• [Task input]:

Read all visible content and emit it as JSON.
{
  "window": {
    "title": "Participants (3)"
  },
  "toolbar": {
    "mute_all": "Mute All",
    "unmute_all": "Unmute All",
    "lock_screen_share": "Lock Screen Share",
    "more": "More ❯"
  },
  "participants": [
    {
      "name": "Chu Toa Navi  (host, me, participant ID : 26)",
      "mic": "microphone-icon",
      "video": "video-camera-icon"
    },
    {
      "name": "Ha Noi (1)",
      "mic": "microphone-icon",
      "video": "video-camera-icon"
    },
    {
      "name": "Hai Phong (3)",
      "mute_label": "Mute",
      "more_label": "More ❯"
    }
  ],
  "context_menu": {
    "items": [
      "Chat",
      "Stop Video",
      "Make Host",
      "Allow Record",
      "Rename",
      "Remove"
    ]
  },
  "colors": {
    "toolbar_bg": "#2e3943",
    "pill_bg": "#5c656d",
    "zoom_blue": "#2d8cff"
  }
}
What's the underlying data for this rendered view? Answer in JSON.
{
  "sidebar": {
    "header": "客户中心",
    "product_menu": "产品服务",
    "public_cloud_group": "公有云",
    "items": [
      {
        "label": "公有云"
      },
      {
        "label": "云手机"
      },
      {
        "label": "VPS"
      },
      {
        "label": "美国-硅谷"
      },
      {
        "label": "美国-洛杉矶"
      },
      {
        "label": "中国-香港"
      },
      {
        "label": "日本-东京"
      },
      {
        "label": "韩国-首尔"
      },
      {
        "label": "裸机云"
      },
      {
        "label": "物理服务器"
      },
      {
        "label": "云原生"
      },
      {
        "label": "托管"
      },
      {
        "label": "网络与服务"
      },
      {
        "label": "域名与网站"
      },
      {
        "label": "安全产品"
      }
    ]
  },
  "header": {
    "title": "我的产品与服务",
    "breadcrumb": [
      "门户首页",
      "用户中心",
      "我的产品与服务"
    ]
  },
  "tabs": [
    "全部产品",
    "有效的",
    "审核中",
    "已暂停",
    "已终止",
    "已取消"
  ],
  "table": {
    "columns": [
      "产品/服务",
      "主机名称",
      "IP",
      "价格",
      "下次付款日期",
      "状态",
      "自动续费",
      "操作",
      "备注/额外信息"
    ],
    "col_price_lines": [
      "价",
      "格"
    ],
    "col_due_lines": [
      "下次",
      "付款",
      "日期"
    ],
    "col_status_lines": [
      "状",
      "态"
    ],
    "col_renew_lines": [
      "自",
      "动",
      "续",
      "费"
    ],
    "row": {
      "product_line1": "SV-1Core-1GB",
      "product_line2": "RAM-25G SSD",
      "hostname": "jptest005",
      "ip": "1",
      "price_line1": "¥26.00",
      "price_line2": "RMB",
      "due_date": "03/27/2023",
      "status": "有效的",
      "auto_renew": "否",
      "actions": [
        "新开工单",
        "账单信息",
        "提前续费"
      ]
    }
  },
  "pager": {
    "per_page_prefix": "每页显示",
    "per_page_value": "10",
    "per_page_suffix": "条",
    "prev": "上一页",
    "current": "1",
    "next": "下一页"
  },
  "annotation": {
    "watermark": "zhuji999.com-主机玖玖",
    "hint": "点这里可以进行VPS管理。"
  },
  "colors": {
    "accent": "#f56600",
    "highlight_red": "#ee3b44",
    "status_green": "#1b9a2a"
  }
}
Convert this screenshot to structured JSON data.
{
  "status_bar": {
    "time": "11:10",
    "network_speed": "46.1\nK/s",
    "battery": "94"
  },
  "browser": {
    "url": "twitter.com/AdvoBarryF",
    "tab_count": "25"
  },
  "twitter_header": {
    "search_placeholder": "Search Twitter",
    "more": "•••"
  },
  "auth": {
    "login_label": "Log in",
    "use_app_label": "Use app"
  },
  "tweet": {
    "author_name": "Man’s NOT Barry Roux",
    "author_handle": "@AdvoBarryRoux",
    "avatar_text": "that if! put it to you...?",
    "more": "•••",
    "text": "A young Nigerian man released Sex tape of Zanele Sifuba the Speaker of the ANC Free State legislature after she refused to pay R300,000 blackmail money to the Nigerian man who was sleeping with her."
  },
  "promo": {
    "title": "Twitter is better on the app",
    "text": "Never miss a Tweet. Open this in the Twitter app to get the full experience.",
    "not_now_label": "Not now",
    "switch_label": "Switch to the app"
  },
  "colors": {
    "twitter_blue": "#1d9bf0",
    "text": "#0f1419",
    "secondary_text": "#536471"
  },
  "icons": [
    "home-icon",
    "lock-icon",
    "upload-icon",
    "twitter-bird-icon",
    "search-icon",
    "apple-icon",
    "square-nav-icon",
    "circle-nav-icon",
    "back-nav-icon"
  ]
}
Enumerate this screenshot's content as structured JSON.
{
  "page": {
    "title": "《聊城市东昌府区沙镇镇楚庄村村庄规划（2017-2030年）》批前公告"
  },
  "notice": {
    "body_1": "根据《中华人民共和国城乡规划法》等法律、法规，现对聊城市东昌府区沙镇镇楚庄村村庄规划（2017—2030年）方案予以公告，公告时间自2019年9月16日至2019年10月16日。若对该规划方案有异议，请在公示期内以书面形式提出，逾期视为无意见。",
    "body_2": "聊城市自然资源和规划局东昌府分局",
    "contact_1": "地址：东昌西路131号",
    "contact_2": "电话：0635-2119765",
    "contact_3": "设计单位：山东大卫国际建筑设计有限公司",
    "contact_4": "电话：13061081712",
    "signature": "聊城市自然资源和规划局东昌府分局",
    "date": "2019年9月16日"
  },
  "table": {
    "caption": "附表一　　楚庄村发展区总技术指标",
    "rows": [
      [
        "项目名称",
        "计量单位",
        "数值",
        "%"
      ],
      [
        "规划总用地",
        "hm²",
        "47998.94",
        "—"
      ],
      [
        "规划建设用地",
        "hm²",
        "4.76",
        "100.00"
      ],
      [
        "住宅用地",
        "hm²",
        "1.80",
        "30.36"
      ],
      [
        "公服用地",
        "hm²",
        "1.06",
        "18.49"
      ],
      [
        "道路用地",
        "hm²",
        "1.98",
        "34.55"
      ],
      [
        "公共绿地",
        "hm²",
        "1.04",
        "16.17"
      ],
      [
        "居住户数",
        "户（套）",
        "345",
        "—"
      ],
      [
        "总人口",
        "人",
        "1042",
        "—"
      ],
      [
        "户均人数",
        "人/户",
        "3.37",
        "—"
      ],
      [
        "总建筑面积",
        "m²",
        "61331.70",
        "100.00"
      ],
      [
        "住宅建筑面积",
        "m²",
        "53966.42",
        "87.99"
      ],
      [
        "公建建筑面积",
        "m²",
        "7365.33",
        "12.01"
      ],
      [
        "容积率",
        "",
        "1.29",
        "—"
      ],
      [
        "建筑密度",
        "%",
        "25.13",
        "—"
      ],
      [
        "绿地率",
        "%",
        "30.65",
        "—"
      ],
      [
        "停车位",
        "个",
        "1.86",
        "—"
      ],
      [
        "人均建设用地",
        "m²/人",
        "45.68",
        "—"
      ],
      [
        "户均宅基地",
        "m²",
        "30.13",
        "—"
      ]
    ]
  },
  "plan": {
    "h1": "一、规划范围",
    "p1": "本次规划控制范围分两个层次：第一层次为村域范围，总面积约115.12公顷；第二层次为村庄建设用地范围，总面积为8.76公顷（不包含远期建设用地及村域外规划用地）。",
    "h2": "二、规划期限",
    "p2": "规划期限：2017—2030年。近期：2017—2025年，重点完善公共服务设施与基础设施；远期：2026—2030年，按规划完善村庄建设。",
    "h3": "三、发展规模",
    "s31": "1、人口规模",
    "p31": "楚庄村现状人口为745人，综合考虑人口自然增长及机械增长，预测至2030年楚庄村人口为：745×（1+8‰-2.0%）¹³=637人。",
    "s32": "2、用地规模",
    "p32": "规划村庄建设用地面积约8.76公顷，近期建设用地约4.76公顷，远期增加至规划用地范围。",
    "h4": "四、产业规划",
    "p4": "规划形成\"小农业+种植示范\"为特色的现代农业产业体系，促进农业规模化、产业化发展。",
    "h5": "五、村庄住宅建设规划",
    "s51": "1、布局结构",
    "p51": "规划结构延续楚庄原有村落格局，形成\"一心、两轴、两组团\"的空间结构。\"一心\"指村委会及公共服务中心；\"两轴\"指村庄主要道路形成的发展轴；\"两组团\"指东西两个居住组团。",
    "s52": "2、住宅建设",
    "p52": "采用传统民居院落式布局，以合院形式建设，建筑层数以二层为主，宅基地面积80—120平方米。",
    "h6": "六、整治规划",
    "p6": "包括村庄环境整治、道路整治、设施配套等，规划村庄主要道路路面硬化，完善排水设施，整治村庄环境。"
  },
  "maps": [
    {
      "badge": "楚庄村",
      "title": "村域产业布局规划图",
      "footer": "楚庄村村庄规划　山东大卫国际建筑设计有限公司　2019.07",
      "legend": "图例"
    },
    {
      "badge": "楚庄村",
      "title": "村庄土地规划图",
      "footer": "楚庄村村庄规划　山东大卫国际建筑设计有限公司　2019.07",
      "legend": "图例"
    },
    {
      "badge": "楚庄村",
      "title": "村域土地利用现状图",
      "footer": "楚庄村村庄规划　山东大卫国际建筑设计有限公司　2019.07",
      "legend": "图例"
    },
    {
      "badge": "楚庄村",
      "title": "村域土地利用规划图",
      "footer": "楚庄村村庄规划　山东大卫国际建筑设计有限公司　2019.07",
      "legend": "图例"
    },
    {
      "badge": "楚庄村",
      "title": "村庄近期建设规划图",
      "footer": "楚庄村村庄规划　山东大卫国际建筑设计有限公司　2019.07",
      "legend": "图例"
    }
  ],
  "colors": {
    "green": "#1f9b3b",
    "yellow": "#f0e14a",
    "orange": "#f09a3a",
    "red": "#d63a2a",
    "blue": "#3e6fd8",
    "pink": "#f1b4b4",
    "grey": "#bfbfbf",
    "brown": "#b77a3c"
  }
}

• [Set exercise]:
Pull out all lines containing the word "screenshot" from the entries above.

• [Written answer]:
Convert this screenshot to structured JSON data.
Enumerate this screenshot's content as structured JSON.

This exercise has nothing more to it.